*What you will do*. Retype the complete listing exactly as it appears.

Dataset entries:
== == ==
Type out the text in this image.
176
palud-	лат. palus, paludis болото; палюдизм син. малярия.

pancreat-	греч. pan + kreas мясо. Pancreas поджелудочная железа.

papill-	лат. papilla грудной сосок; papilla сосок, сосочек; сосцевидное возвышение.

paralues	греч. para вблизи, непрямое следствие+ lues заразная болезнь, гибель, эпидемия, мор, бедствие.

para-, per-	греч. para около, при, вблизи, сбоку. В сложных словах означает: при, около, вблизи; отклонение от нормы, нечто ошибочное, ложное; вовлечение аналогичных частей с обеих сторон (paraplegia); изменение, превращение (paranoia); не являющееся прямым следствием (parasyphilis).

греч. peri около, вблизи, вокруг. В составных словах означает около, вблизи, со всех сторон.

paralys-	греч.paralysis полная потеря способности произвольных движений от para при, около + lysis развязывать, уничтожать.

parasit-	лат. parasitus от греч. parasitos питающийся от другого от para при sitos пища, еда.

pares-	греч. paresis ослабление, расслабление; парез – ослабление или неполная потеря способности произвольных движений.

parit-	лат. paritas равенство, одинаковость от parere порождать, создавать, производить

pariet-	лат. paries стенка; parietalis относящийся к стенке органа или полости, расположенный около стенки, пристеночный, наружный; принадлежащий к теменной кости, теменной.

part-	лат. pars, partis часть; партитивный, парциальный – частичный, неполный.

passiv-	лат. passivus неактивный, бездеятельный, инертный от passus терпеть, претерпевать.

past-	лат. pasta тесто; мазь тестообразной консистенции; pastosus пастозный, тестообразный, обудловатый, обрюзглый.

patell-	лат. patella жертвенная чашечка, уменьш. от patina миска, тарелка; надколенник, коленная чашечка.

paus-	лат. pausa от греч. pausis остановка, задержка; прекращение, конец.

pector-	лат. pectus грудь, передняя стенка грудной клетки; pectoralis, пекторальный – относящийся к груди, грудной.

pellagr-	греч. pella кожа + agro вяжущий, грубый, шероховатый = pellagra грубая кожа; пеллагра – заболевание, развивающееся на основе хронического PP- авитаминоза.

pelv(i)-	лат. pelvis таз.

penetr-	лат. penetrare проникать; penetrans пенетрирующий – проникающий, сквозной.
== == ==
*Solved problem*.
Type out the text in this image.
176
palud-	лат. palus, paludis болото; палюдизм син. малярия.

pancreat-	греч. pan + kreas мясо. Pancreas поджелудочная железа.

papill-	лат. papilla грудной сосок; papilla сосок, сосочек; сосцевидное возвышение.

paralues	греч. para вблизи, непрямое следствие+ lues заразная болезнь, гибель, эпидемия, мор, бедствие.

para-, per-	греч. para около, при, вблизи, сбоку. В сложных словах означает: при, около, вблизи; отклонение от нормы, нечто ошибочное, ложное; вовлечение аналогичных частей с обеих сторон (paraplegia); изменение, превращение (paranoia); не являющееся прямым следствием (parasyphilis).

греч. peri около, вблизи, вокруг. В составных словах означает около, вблизи, со всех сторон.

paralys-	греч.paralysis полная потеря способности произвольных движений от para при, около + lysis развязывать, уничтожать.

parasit-	лат. parasitus от греч. parasitos питающийся от другого от para при sitos пища, еда.

pares-	греч. paresis ослабление, расслабление; парез – ослабление или неполная потеря способности произвольных движений.

parit-	лат. paritas равенство, одинаковость от parere порождать, создавать, производить

pariet-	лат. paries стенка; parietalis относящийся к стенке органа или полости, расположенный около стенки, пристеночный, наружный; принадлежащий к теменной кости, теменной.

part-	лат. pars, partis часть; партитивный, парциальный – частичный, неполный.

passiv-	лат. passivus неактивный, бездеятельный, инертный от passus терпеть, претерпевать.

past-	лат. pasta тесто; мазь тестообразной консистенции; pastosus пастозный, тестообразный, обудловатый, обрюзглый.

patell-	лат. patella жертвенная чашечка, уменьш. от patina миска, тарелка; надколенник, коленная чашечка.

paus-	лат. pausa от греч. pausis остановка, задержка; прекращение, конец.

pector-	лат. pectus грудь, передняя стенка грудной клетки; pectoralis, пекторальный – относящийся к груди, грудной.

pellagr-	греч. pella кожа + agro вяжущий, грубый, шероховатый = pellagra грубая кожа; пеллагра – заболевание, развивающееся на основе хронического PP- авитаминоза.

pelv(i)-	лат. pelvis таз.

penetr-	лат. penetrare проникать; penetrans пенетрирующий – проникающий, сквозной.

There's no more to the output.